• Your objective:
Please transcribe the listing below in full and word for word, without its pictures.

• Data in this exercise:
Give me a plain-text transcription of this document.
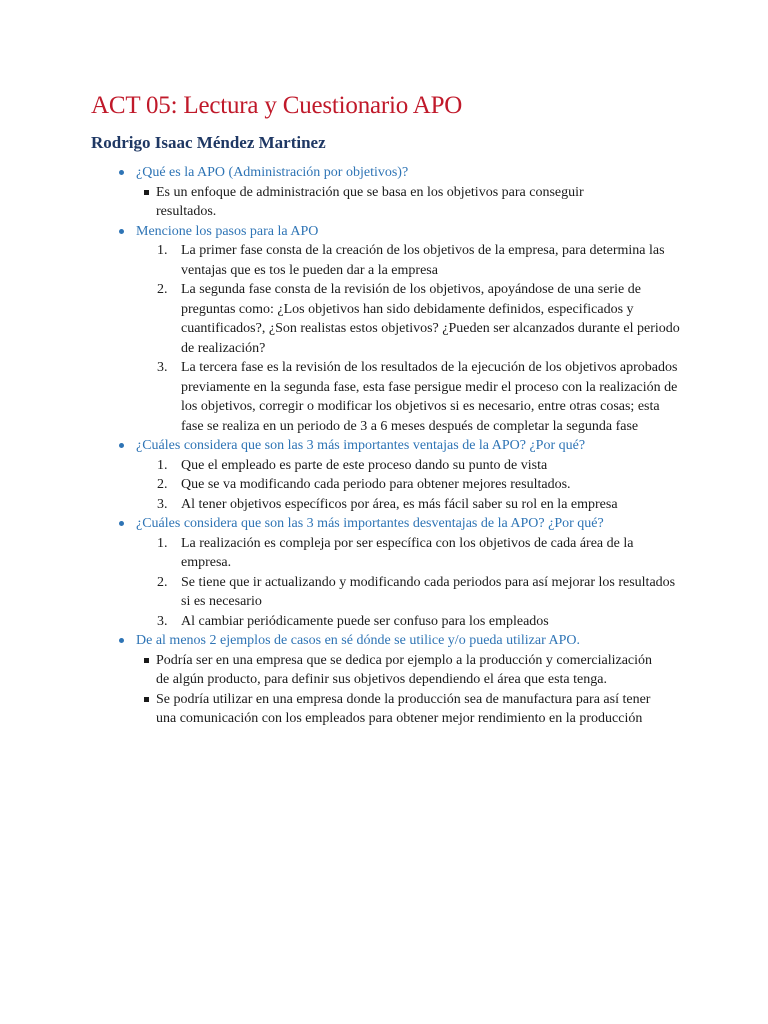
ACT 05: Lectura y Cuestionario APO
Rodrigo Isaac Méndez Martinez
¿Qué es la APO (Administración por objetivos)?
Es un enfoque de administración que se basa en los objetivos para conseguir resultados.
Mencione los pasos para la APO
1. La primer fase consta de la creación de los objetivos de la empresa, para determina las ventajas que es tos le pueden dar a la empresa
2. La segunda fase consta de la revisión de los objetivos, apoyándose de una serie de preguntas como: ¿Los objetivos han sido debidamente definidos, especificados y cuantificados?, ¿Son realistas estos objetivos? ¿Pueden ser alcanzados durante el periodo de realización?
3. La tercera fase es la revisión de los resultados de la ejecución de los objetivos aprobados previamente en la segunda fase, esta fase persigue medir el proceso con la realización de los objetivos, corregir o modificar los objetivos si es necesario, entre otras cosas; esta fase se realiza en un periodo de 3 a 6 meses después de completar la segunda fase
¿Cuáles considera que son las 3 más importantes ventajas de la APO? ¿Por qué?
1. Que el empleado es parte de este proceso dando su punto de vista
2. Que se va modificando cada periodo para obtener mejores resultados.
3. Al tener objetivos específicos por área, es más fácil saber su rol en la empresa
¿Cuáles considera que son las 3 más importantes desventajas de la APO? ¿Por qué?
1. La realización es compleja por ser específica con los objetivos de cada área de la empresa.
2. Se tiene que ir actualizando y modificando cada periodos para así mejorar los resultados si es necesario
3. Al cambiar periódicamente puede ser confuso para los empleados
De al menos 2 ejemplos de casos en sé dónde se utilice y/o pueda utilizar APO.
Podría ser en una empresa que se dedica por ejemplo a la producción y comercialización de algún producto, para definir sus objetivos dependiendo el área que esta tenga.
Se podría utilizar en una empresa donde la producción sea de manufactura para así tener una comunicación con los empleados para obtener mejor rendimiento en la producción
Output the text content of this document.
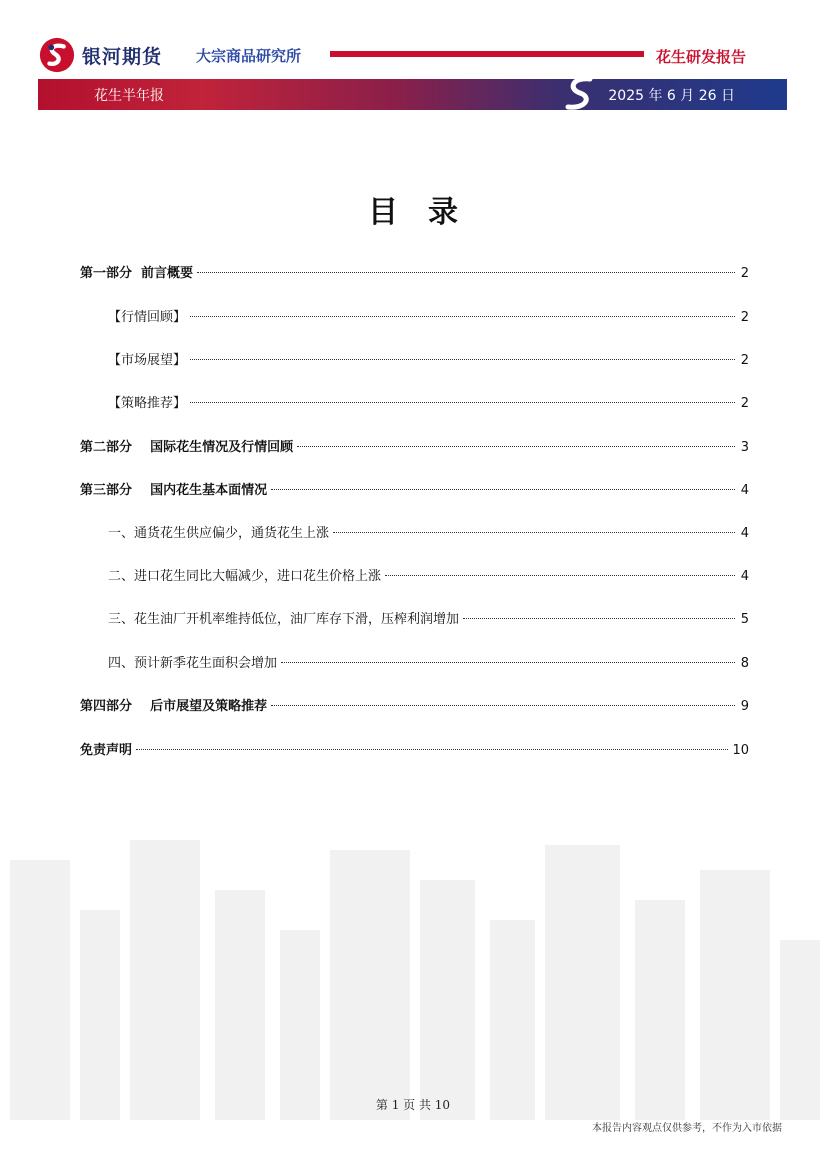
银河期货 大宗商品研究所	花生研发报告
花生半年报	2025 年 6 月 26 日
目录
第一部分  前言概要	2
【行情回顾】	2
【市场展望】	2
【策略推荐】	2
第二部分    国际花生情况及行情回顾	3
第三部分    国内花生基本面情况	4
一、通货花生供应偏少，通货花生上涨	4
二、进口花生同比大幅减少，进口花生价格上涨	4
三、花生油厂开机率维持低位，油厂库存下滑，压榨利润增加	5
四、预计新季花生面积会增加	8
第四部分    后市展望及策略推荐	9
免责声明	10
第 1 页 共 10
本报告内容观点仅供参考，不作为入市依据
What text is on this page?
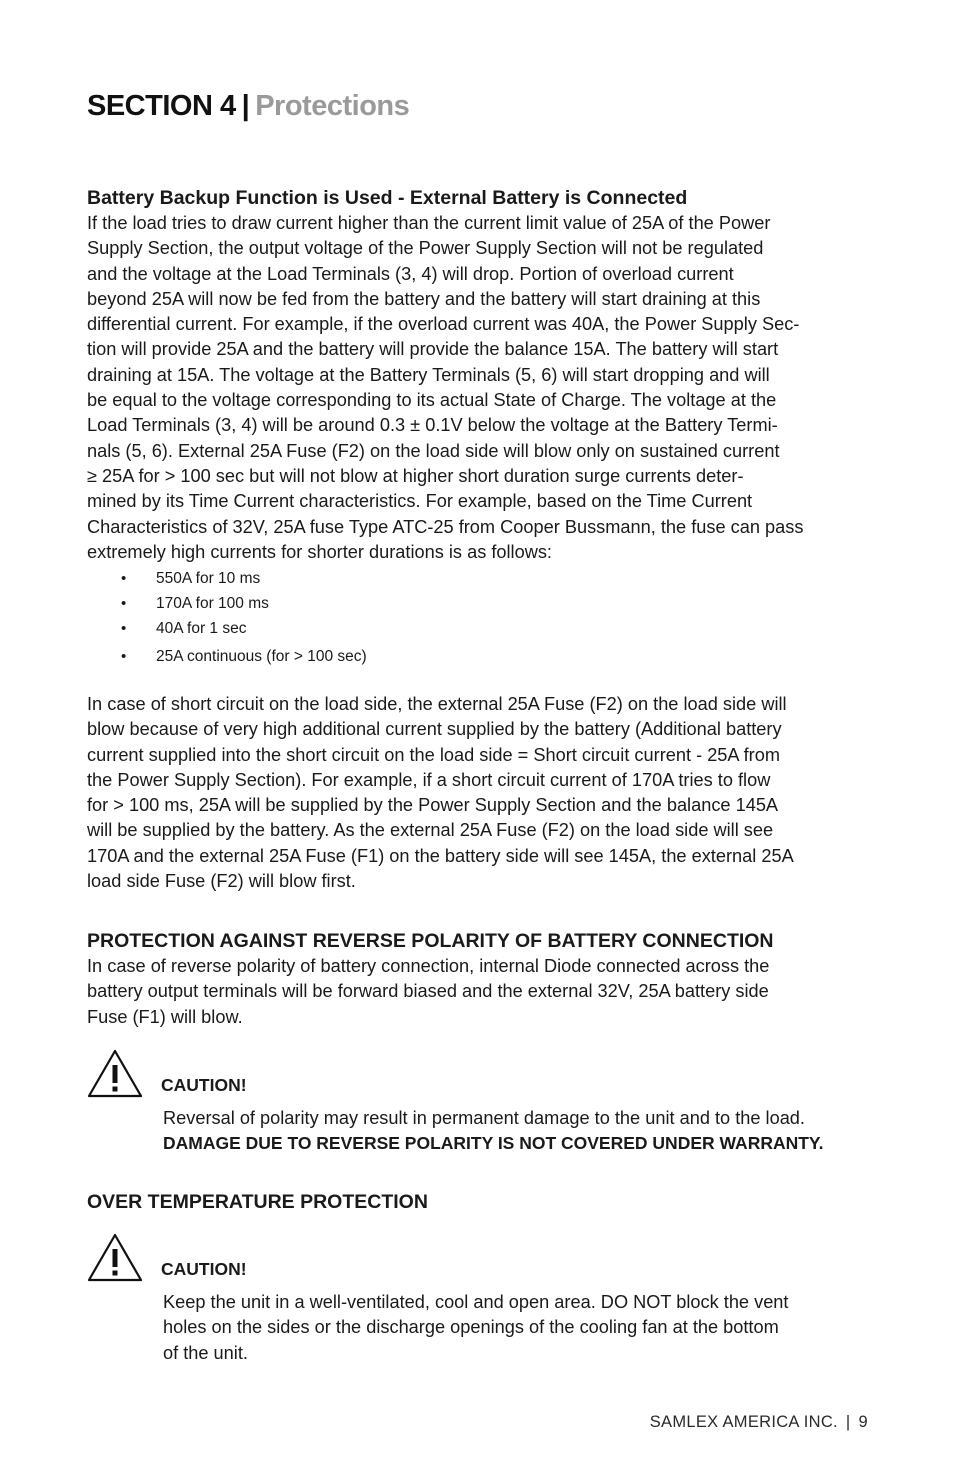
SECTION 4 | Protections
Battery Backup Function is Used - External Battery is Connected

If the load tries to draw current higher than the current limit value of 25A of the Power
Supply Section, the output voltage of the Power Supply Section will not be regulated
and the voltage at the Load Terminals (3, 4) will drop. Portion of overload current
beyond 25A will now be fed from the battery and the battery will start draining at this
differential current. For example, if the overload current was 40A, the Power Supply Sec-
tion will provide 25A and the battery will provide the balance 15A. The battery will start
draining at 15A. The voltage at the Battery Terminals (5, 6) will start dropping and will
be equal to the voltage corresponding to its actual State of Charge. The voltage at the
Load Terminals (3, 4) will be around 0.3 ± 0.1V below the voltage at the Battery Termi-
nals (5, 6). External 25A Fuse (F2) on the load side will blow only on sustained current
≥ 25A for > 100 sec but will not blow at higher short duration surge currents deter-
mined by its Time Current characteristics. For example, based on the Time Current
Characteristics of 32V, 25A fuse Type ATC-25 from Cooper Bussmann, the fuse can pass
extremely high currents for shorter durations is as follows:

• 550A for 10 ms
• 170A for 100 ms
• 40A for 1 sec
• 25A continuous (for > 100 sec)

In case of short circuit on the load side, the external 25A Fuse (F2) on the load side will
blow because of very high additional current supplied by the battery (Additional battery
current supplied into the short circuit on the load side = Short circuit current - 25A from
the Power Supply Section). For example, if a short circuit current of 170A tries to flow
for > 100 ms, 25A will be supplied by the Power Supply Section and the balance 145A
will be supplied by the battery. As the external 25A Fuse (F2) on the load side will see
170A and the external 25A Fuse (F1) on the battery side will see 145A, the external 25A
load side Fuse (F2) will blow first.

PROTECTION AGAINST REVERSE POLARITY OF BATTERY CONNECTION

In case of reverse polarity of battery connection, internal Diode connected across the
battery output terminals will be forward biased and the external 32V, 25A battery side
Fuse (F1) will blow.

CAUTION!
Reversal of polarity may result in permanent damage to the unit and to the load.
DAMAGE DUE TO REVERSE POLARITY IS NOT COVERED UNDER WARRANTY.
OVER TEMPERATURE PROTECTION
CAUTION!
Keep the unit in a well-ventilated, cool and open area. DO NOT block the vent
holes on the sides or the discharge openings of the cooling fan at the bottom
of the unit.
SAMLEX AMERICA INC. | 9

• Reply:
Give me a plain-text transcription of this document.
ACT 05: Lectura y Cuestionario APO
Rodrigo Isaac Méndez Martinez
¿Qué es la APO (Administración por objetivos)?
Es un enfoque de administración que se basa en los objetivos para conseguir resultados.
Mencione los pasos para la APO
1. La primer fase consta de la creación de los objetivos de la empresa, para determina las ventajas que es tos le pueden dar a la empresa
2. La segunda fase consta de la revisión de los objetivos, apoyándose de una serie de preguntas como: ¿Los objetivos han sido debidamente definidos, especificados y cuantificados?, ¿Son realistas estos objetivos? ¿Pueden ser alcanzados durante el periodo de realización?
3. La tercera fase es la revisión de los resultados de la ejecución de los objetivos aprobados previamente en la segunda fase, esta fase persigue medir el proceso con la realización de los objetivos, corregir o modificar los objetivos si es necesario, entre otras cosas; esta fase se realiza en un periodo de 3 a 6 meses después de completar la segunda fase
¿Cuáles considera que son las 3 más importantes ventajas de la APO? ¿Por qué?
1. Que el empleado es parte de este proceso dando su punto de vista
2. Que se va modificando cada periodo para obtener mejores resultados.
3. Al tener objetivos específicos por área, es más fácil saber su rol en la empresa
¿Cuáles considera que son las 3 más importantes desventajas de la APO? ¿Por qué?
1. La realización es compleja por ser específica con los objetivos de cada área de la empresa.
2. Se tiene que ir actualizando y modificando cada periodos para así mejorar los resultados si es necesario
3. Al cambiar periódicamente puede ser confuso para los empleados
De al menos 2 ejemplos de casos en sé dónde se utilice y/o pueda utilizar APO.
Podría ser en una empresa que se dedica por ejemplo a la producción y comercialización de algún producto, para definir sus objetivos dependiendo el área que esta tenga.
Se podría utilizar en una empresa donde la producción sea de manufactura para así tener una comunicación con los empleados para obtener mejor rendimiento en la producción
Output the text content of this document.
银河期货 大宗商品研究所	花生研发报告
花生半年报	2025 年 6 月 26 日
目录
第一部分  前言概要	2
【行情回顾】	2
【市场展望】	2
【策略推荐】	2
第二部分    国际花生情况及行情回顾	3
第三部分    国内花生基本面情况	4
一、通货花生供应偏少，通货花生上涨	4
二、进口花生同比大幅减少，进口花生价格上涨	4
三、花生油厂开机率维持低位，油厂库存下滑，压榨利润增加	5
四、预计新季花生面积会增加	8
第四部分    后市展望及策略推荐	9
免责声明	10
第 1 页 共 10
本报告内容观点仅供参考，不作为入市依据
What text is on this page?
SECTION 4 | Protections
Battery Backup Function is Used - External Battery is Connected

If the load tries to draw current higher than the current limit value of 25A of the Power
Supply Section, the output voltage of the Power Supply Section will not be regulated
and the voltage at the Load Terminals (3, 4) will drop. Portion of overload current
beyond 25A will now be fed from the battery and the battery will start draining at this
differential current. For example, if the overload current was 40A, the Power Supply Sec-
tion will provide 25A and the battery will provide the balance 15A. The battery will start
draining at 15A. The voltage at the Battery Terminals (5, 6) will start dropping and will
be equal to the voltage corresponding to its actual State of Charge. The voltage at the
Load Terminals (3, 4) will be around 0.3 ± 0.1V below the voltage at the Battery Termi-
nals (5, 6). External 25A Fuse (F2) on the load side will blow only on sustained current
≥ 25A for > 100 sec but will not blow at higher short duration surge currents deter-
mined by its Time Current characteristics. For example, based on the Time Current
Characteristics of 32V, 25A fuse Type ATC-25 from Cooper Bussmann, the fuse can pass
extremely high currents for shorter durations is as follows:

• 550A for 10 ms
• 170A for 100 ms
• 40A for 1 sec
• 25A continuous (for > 100 sec)

In case of short circuit on the load side, the external 25A Fuse (F2) on the load side will
blow because of very high additional current supplied by the battery (Additional battery
current supplied into the short circuit on the load side = Short circuit current - 25A from
the Power Supply Section). For example, if a short circuit current of 170A tries to flow
for > 100 ms, 25A will be supplied by the Power Supply Section and the balance 145A
will be supplied by the battery. As the external 25A Fuse (F2) on the load side will see
170A and the external 25A Fuse (F1) on the battery side will see 145A, the external 25A
load side Fuse (F2) will blow first.

PROTECTION AGAINST REVERSE POLARITY OF BATTERY CONNECTION

In case of reverse polarity of battery connection, internal Diode connected across the
battery output terminals will be forward biased and the external 32V, 25A battery side
Fuse (F1) will blow.

CAUTION!
Reversal of polarity may result in permanent damage to the unit and to the load.
DAMAGE DUE TO REVERSE POLARITY IS NOT COVERED UNDER WARRANTY.
OVER TEMPERATURE PROTECTION
CAUTION!
Keep the unit in a well-ventilated, cool and open area. DO NOT block the vent
holes on the sides or the discharge openings of the cooling fan at the bottom
of the unit.
SAMLEX AMERICA INC. | 9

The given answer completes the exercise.